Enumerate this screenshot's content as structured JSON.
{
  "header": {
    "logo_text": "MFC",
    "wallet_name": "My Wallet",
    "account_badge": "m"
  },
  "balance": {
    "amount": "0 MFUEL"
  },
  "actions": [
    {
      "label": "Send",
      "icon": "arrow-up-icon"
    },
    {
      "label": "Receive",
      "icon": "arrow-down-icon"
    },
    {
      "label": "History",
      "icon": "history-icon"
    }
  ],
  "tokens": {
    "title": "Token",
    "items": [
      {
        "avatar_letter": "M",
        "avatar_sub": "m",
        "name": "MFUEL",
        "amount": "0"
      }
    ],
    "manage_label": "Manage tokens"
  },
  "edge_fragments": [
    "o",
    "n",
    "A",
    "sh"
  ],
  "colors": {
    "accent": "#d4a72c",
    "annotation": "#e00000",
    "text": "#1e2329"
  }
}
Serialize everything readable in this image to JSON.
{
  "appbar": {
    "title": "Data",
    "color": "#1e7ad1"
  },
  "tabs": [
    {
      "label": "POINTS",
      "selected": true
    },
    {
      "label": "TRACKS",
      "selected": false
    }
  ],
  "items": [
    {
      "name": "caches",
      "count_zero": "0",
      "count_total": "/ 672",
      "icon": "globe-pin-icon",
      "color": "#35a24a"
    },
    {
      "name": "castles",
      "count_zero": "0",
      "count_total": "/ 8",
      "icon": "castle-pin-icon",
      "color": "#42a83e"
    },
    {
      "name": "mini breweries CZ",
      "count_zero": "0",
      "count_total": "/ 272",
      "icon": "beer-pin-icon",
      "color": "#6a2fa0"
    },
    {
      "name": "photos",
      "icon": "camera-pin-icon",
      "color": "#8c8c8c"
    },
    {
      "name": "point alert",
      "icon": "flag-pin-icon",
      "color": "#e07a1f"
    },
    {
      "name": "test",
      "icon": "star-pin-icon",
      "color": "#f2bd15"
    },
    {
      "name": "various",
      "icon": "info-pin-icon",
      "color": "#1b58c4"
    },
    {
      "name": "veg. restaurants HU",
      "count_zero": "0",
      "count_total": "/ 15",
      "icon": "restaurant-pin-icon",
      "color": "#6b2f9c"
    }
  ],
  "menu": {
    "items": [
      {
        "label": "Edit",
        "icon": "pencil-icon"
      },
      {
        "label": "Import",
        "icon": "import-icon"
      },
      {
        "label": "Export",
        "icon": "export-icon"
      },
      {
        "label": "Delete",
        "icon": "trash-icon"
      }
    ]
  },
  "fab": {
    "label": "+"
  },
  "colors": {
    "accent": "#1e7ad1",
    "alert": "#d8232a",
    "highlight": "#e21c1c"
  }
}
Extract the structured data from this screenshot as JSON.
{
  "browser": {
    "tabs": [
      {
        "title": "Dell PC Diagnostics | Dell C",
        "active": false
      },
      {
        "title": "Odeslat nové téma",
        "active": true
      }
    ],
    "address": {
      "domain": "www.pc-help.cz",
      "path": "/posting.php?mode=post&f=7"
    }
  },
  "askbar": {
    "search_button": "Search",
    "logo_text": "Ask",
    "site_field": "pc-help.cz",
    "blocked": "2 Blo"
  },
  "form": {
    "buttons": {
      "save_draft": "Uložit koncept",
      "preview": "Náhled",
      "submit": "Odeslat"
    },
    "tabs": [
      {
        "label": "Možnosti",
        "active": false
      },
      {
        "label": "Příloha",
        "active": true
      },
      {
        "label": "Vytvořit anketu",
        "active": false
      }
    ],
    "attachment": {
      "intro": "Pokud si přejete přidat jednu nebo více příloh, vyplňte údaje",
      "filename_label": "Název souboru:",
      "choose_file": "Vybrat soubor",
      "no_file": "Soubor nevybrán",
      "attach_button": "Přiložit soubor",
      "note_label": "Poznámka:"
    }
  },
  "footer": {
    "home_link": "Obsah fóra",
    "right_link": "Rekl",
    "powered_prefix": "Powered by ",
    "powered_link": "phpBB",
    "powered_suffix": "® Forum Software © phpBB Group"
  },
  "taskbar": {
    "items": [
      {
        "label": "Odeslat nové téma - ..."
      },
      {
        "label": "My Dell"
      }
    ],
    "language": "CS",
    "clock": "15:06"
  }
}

Brief | Write an exact transcription of every entry above.

The output |
Enumerate this screenshot's content as structured JSON.
{
  "header": {
    "logo_text": "MFC",
    "wallet_name": "My Wallet",
    "account_badge": "m"
  },
  "balance": {
    "amount": "0 MFUEL"
  },
  "actions": [
    {
      "label": "Send",
      "icon": "arrow-up-icon"
    },
    {
      "label": "Receive",
      "icon": "arrow-down-icon"
    },
    {
      "label": "History",
      "icon": "history-icon"
    }
  ],
  "tokens": {
    "title": "Token",
    "items": [
      {
        "avatar_letter": "M",
        "avatar_sub": "m",
        "name": "MFUEL",
        "amount": "0"
      }
    ],
    "manage_label": "Manage tokens"
  },
  "edge_fragments": [
    "o",
    "n",
    "A",
    "sh"
  ],
  "colors": {
    "accent": "#d4a72c",
    "annotation": "#e00000",
    "text": "#1e2329"
  }
}
Serialize everything readable in this image to JSON.
{
  "appbar": {
    "title": "Data",
    "color": "#1e7ad1"
  },
  "tabs": [
    {
      "label": "POINTS",
      "selected": true
    },
    {
      "label": "TRACKS",
      "selected": false
    }
  ],
  "items": [
    {
      "name": "caches",
      "count_zero": "0",
      "count_total": "/ 672",
      "icon": "globe-pin-icon",
      "color": "#35a24a"
    },
    {
      "name": "castles",
      "count_zero": "0",
      "count_total": "/ 8",
      "icon": "castle-pin-icon",
      "color": "#42a83e"
    },
    {
      "name": "mini breweries CZ",
      "count_zero": "0",
      "count_total": "/ 272",
      "icon": "beer-pin-icon",
      "color": "#6a2fa0"
    },
    {
      "name": "photos",
      "icon": "camera-pin-icon",
      "color": "#8c8c8c"
    },
    {
      "name": "point alert",
      "icon": "flag-pin-icon",
      "color": "#e07a1f"
    },
    {
      "name": "test",
      "icon": "star-pin-icon",
      "color": "#f2bd15"
    },
    {
      "name": "various",
      "icon": "info-pin-icon",
      "color": "#1b58c4"
    },
    {
      "name": "veg. restaurants HU",
      "count_zero": "0",
      "count_total": "/ 15",
      "icon": "restaurant-pin-icon",
      "color": "#6b2f9c"
    }
  ],
  "menu": {
    "items": [
      {
        "label": "Edit",
        "icon": "pencil-icon"
      },
      {
        "label": "Import",
        "icon": "import-icon"
      },
      {
        "label": "Export",
        "icon": "export-icon"
      },
      {
        "label": "Delete",
        "icon": "trash-icon"
      }
    ]
  },
  "fab": {
    "label": "+"
  },
  "colors": {
    "accent": "#1e7ad1",
    "alert": "#d8232a",
    "highlight": "#e21c1c"
  }
}
Extract the structured data from this screenshot as JSON.
{
  "browser": {
    "tabs": [
      {
        "title": "Dell PC Diagnostics | Dell C",
        "active": false
      },
      {
        "title": "Odeslat nové téma",
        "active": true
      }
    ],
    "address": {
      "domain": "www.pc-help.cz",
      "path": "/posting.php?mode=post&f=7"
    }
  },
  "askbar": {
    "search_button": "Search",
    "logo_text": "Ask",
    "site_field": "pc-help.cz",
    "blocked": "2 Blo"
  },
  "form": {
    "buttons": {
      "save_draft": "Uložit koncept",
      "preview": "Náhled",
      "submit": "Odeslat"
    },
    "tabs": [
      {
        "label": "Možnosti",
        "active": false
      },
      {
        "label": "Příloha",
        "active": true
      },
      {
        "label": "Vytvořit anketu",
        "active": false
      }
    ],
    "attachment": {
      "intro": "Pokud si přejete přidat jednu nebo více příloh, vyplňte údaje",
      "filename_label": "Název souboru:",
      "choose_file": "Vybrat soubor",
      "no_file": "Soubor nevybrán",
      "attach_button": "Přiložit soubor",
      "note_label": "Poznámka:"
    }
  },
  "footer": {
    "home_link": "Obsah fóra",
    "right_link": "Rekl",
    "powered_prefix": "Powered by ",
    "powered_link": "phpBB",
    "powered_suffix": "® Forum Software © phpBB Group"
  },
  "taskbar": {
    "items": [
      {
        "label": "Odeslat nové téma - ..."
      },
      {
        "label": "My Dell"
      }
    ],
    "language": "CS",
    "clock": "15:06"
  }
}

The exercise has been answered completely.